> [REQUEST]
Your task is to output the entries below word for word.

## begin SOURCE DATA

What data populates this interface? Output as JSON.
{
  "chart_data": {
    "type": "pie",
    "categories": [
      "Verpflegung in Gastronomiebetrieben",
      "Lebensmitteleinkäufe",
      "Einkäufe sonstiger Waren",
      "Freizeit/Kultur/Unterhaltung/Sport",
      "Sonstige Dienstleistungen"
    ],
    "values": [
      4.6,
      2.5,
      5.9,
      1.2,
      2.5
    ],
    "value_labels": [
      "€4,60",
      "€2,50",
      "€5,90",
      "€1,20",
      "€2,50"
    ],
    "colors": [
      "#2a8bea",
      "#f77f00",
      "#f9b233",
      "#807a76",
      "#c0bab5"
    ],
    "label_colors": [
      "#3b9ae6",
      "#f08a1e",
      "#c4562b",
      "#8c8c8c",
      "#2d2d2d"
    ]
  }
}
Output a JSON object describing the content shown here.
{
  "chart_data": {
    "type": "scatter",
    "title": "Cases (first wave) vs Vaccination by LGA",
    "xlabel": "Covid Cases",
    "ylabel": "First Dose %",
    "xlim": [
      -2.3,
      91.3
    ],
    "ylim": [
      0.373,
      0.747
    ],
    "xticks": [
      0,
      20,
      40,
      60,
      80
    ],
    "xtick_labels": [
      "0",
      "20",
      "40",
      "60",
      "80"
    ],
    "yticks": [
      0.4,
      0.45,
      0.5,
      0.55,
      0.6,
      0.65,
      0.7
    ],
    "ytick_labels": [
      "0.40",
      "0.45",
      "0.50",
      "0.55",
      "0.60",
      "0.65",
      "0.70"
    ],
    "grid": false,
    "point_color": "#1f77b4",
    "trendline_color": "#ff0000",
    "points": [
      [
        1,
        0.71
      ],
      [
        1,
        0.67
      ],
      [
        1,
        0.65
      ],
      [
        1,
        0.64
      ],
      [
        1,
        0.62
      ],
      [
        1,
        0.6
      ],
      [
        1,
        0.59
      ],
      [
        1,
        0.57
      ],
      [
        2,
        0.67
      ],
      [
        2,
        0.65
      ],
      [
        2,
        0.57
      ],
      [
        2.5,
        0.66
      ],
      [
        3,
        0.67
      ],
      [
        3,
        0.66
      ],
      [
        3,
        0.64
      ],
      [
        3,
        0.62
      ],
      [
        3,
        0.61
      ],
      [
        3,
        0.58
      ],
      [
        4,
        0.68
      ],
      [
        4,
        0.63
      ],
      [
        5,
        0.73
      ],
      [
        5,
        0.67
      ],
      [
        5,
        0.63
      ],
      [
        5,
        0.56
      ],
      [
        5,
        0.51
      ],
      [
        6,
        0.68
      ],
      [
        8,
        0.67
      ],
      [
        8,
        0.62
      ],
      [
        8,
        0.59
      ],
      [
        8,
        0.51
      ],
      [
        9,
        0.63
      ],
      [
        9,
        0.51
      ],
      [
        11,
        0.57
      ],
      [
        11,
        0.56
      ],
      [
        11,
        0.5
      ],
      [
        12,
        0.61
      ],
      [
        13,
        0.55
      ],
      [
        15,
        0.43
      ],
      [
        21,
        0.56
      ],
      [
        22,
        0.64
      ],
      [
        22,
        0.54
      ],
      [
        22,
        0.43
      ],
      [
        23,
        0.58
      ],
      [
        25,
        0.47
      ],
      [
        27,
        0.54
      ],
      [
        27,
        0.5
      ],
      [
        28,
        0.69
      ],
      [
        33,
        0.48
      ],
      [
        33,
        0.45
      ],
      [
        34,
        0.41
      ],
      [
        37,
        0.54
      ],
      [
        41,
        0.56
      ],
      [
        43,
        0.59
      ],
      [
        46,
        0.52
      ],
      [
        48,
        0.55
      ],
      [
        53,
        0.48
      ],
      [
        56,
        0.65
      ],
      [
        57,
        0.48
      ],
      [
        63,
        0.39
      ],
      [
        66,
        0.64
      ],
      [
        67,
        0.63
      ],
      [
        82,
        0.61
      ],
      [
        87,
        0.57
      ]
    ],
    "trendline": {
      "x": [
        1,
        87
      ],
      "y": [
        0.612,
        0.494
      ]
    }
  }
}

## end SOURCE DATA

> [WRITTEN SOLUTION]
What data populates this interface? Output as JSON.
{
  "chart_data": {
    "type": "pie",
    "categories": [
      "Verpflegung in Gastronomiebetrieben",
      "Lebensmitteleinkäufe",
      "Einkäufe sonstiger Waren",
      "Freizeit/Kultur/Unterhaltung/Sport",
      "Sonstige Dienstleistungen"
    ],
    "values": [
      4.6,
      2.5,
      5.9,
      1.2,
      2.5
    ],
    "value_labels": [
      "€4,60",
      "€2,50",
      "€5,90",
      "€1,20",
      "€2,50"
    ],
    "colors": [
      "#2a8bea",
      "#f77f00",
      "#f9b233",
      "#807a76",
      "#c0bab5"
    ],
    "label_colors": [
      "#3b9ae6",
      "#f08a1e",
      "#c4562b",
      "#8c8c8c",
      "#2d2d2d"
    ]
  }
}
Output a JSON object describing the content shown here.
{
  "chart_data": {
    "type": "scatter",
    "title": "Cases (first wave) vs Vaccination by LGA",
    "xlabel": "Covid Cases",
    "ylabel": "First Dose %",
    "xlim": [
      -2.3,
      91.3
    ],
    "ylim": [
      0.373,
      0.747
    ],
    "xticks": [
      0,
      20,
      40,
      60,
      80
    ],
    "xtick_labels": [
      "0",
      "20",
      "40",
      "60",
      "80"
    ],
    "yticks": [
      0.4,
      0.45,
      0.5,
      0.55,
      0.6,
      0.65,
      0.7
    ],
    "ytick_labels": [
      "0.40",
      "0.45",
      "0.50",
      "0.55",
      "0.60",
      "0.65",
      "0.70"
    ],
    "grid": false,
    "point_color": "#1f77b4",
    "trendline_color": "#ff0000",
    "points": [
      [
        1,
        0.71
      ],
      [
        1,
        0.67
      ],
      [
        1,
        0.65
      ],
      [
        1,
        0.64
      ],
      [
        1,
        0.62
      ],
      [
        1,
        0.6
      ],
      [
        1,
        0.59
      ],
      [
        1,
        0.57
      ],
      [
        2,
        0.67
      ],
      [
        2,
        0.65
      ],
      [
        2,
        0.57
      ],
      [
        2.5,
        0.66
      ],
      [
        3,
        0.67
      ],
      [
        3,
        0.66
      ],
      [
        3,
        0.64
      ],
      [
        3,
        0.62
      ],
      [
        3,
        0.61
      ],
      [
        3,
        0.58
      ],
      [
        4,
        0.68
      ],
      [
        4,
        0.63
      ],
      [
        5,
        0.73
      ],
      [
        5,
        0.67
      ],
      [
        5,
        0.63
      ],
      [
        5,
        0.56
      ],
      [
        5,
        0.51
      ],
      [
        6,
        0.68
      ],
      [
        8,
        0.67
      ],
      [
        8,
        0.62
      ],
      [
        8,
        0.59
      ],
      [
        8,
        0.51
      ],
      [
        9,
        0.63
      ],
      [
        9,
        0.51
      ],
      [
        11,
        0.57
      ],
      [
        11,
        0.56
      ],
      [
        11,
        0.5
      ],
      [
        12,
        0.61
      ],
      [
        13,
        0.55
      ],
      [
        15,
        0.43
      ],
      [
        21,
        0.56
      ],
      [
        22,
        0.64
      ],
      [
        22,
        0.54
      ],
      [
        22,
        0.43
      ],
      [
        23,
        0.58
      ],
      [
        25,
        0.47
      ],
      [
        27,
        0.54
      ],
      [
        27,
        0.5
      ],
      [
        28,
        0.69
      ],
      [
        33,
        0.48
      ],
      [
        33,
        0.45
      ],
      [
        34,
        0.41
      ],
      [
        37,
        0.54
      ],
      [
        41,
        0.56
      ],
      [
        43,
        0.59
      ],
      [
        46,
        0.52
      ],
      [
        48,
        0.55
      ],
      [
        53,
        0.48
      ],
      [
        56,
        0.65
      ],
      [
        57,
        0.48
      ],
      [
        63,
        0.39
      ],
      [
        66,
        0.64
      ],
      [
        67,
        0.63
      ],
      [
        82,
        0.61
      ],
      [
        87,
        0.57
      ]
    ],
    "trendline": {
      "x": [
        1,
        87
      ],
      "y": [
        0.612,
        0.494
      ]
    }
  }
}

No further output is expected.